_Task to complete_:
Set down, word for word, the stretch of lines from the one containing "Output the text content of this document." to the end of the records below.

..............................

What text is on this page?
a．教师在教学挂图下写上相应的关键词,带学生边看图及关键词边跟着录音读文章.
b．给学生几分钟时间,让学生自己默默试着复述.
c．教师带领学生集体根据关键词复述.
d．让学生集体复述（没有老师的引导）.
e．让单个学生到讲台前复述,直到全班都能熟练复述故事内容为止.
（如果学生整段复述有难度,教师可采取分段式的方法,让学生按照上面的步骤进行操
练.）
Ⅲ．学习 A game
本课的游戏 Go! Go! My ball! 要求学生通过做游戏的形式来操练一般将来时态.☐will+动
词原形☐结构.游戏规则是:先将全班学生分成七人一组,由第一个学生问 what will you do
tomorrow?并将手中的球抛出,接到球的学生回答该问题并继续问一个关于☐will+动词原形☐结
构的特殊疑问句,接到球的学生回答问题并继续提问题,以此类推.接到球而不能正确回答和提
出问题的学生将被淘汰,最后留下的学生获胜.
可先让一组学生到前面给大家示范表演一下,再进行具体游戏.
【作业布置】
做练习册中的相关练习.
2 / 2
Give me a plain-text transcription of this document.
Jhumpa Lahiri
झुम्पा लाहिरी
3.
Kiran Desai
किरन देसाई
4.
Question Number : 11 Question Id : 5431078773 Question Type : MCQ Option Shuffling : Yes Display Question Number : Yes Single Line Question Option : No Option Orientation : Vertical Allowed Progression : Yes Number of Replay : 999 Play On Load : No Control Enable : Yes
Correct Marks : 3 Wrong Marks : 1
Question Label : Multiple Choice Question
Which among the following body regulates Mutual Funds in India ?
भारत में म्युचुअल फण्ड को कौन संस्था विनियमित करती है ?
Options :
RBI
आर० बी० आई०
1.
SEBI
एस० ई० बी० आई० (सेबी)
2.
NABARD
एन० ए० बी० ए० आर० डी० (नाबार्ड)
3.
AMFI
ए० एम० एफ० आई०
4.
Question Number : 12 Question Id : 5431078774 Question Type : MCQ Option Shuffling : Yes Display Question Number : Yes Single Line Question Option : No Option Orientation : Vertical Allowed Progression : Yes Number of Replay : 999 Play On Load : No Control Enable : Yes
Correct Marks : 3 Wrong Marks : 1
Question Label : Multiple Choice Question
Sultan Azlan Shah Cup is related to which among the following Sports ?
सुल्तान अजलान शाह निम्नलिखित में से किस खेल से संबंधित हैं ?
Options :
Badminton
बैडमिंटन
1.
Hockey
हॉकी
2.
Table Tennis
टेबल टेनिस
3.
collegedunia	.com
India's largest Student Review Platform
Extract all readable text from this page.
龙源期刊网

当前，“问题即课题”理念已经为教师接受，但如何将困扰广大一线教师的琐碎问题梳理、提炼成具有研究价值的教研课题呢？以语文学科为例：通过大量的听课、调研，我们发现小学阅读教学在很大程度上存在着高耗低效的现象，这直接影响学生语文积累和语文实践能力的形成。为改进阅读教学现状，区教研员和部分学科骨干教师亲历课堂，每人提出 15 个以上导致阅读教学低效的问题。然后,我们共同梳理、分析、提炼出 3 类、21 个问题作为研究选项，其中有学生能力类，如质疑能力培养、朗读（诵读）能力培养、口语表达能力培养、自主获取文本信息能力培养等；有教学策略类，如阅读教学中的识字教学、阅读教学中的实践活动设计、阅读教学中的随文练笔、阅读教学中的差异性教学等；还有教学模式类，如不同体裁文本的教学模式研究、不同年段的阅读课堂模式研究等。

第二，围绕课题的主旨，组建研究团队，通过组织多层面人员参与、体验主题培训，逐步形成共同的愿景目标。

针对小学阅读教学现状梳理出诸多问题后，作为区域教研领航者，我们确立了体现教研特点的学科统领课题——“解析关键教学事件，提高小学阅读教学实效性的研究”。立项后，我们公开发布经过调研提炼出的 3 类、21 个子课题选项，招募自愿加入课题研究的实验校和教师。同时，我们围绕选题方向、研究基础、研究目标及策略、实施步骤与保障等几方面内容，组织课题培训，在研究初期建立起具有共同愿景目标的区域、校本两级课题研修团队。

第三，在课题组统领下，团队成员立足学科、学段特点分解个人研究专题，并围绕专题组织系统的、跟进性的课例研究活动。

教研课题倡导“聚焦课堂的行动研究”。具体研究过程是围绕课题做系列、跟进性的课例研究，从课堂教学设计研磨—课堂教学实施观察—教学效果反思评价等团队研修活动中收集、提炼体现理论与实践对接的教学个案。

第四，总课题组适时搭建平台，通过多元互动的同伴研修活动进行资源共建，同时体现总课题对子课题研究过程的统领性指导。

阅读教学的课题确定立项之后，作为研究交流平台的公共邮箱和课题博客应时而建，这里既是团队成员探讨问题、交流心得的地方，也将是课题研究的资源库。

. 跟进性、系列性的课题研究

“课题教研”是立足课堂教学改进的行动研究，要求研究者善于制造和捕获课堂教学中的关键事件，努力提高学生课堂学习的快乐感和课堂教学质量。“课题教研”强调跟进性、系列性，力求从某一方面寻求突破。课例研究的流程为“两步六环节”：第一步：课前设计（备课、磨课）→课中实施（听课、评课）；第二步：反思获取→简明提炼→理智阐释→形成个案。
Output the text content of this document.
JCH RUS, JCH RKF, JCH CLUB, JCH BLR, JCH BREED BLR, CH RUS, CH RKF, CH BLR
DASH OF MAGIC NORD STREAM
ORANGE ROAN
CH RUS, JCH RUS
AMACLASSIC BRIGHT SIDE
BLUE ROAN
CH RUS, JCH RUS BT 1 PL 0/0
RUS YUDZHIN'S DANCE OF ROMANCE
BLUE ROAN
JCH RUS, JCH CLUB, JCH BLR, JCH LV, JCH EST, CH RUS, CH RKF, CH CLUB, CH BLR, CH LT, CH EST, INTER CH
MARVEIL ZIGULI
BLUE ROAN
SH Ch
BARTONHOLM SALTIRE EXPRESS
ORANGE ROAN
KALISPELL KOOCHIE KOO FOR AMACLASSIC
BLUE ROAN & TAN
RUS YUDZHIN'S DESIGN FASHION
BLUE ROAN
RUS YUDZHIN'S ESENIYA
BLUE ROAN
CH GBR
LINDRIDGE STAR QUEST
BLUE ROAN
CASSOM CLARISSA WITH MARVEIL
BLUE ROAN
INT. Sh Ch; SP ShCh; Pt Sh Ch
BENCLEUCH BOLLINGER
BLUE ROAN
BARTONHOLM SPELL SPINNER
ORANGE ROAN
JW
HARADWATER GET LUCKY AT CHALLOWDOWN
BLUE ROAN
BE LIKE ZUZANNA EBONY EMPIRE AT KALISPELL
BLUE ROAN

..............................

_The reply_:
Output the text content of this document.
JCH RUS, JCH RKF, JCH CLUB, JCH BLR, JCH BREED BLR, CH RUS, CH RKF, CH BLR
DASH OF MAGIC NORD STREAM
ORANGE ROAN
CH RUS, JCH RUS
AMACLASSIC BRIGHT SIDE
BLUE ROAN
CH RUS, JCH RUS BT 1 PL 0/0
RUS YUDZHIN'S DANCE OF ROMANCE
BLUE ROAN
JCH RUS, JCH CLUB, JCH BLR, JCH LV, JCH EST, CH RUS, CH RKF, CH CLUB, CH BLR, CH LT, CH EST, INTER CH
MARVEIL ZIGULI
BLUE ROAN
SH Ch
BARTONHOLM SALTIRE EXPRESS
ORANGE ROAN
KALISPELL KOOCHIE KOO FOR AMACLASSIC
BLUE ROAN & TAN
RUS YUDZHIN'S DESIGN FASHION
BLUE ROAN
RUS YUDZHIN'S ESENIYA
BLUE ROAN
CH GBR
LINDRIDGE STAR QUEST
BLUE ROAN
CASSOM CLARISSA WITH MARVEIL
BLUE ROAN
INT. Sh Ch; SP ShCh; Pt Sh Ch
BENCLEUCH BOLLINGER
BLUE ROAN
BARTONHOLM SPELL SPINNER
ORANGE ROAN
JW
HARADWATER GET LUCKY AT CHALLOWDOWN
BLUE ROAN
BE LIKE ZUZANNA EBONY EMPIRE AT KALISPELL
BLUE ROAN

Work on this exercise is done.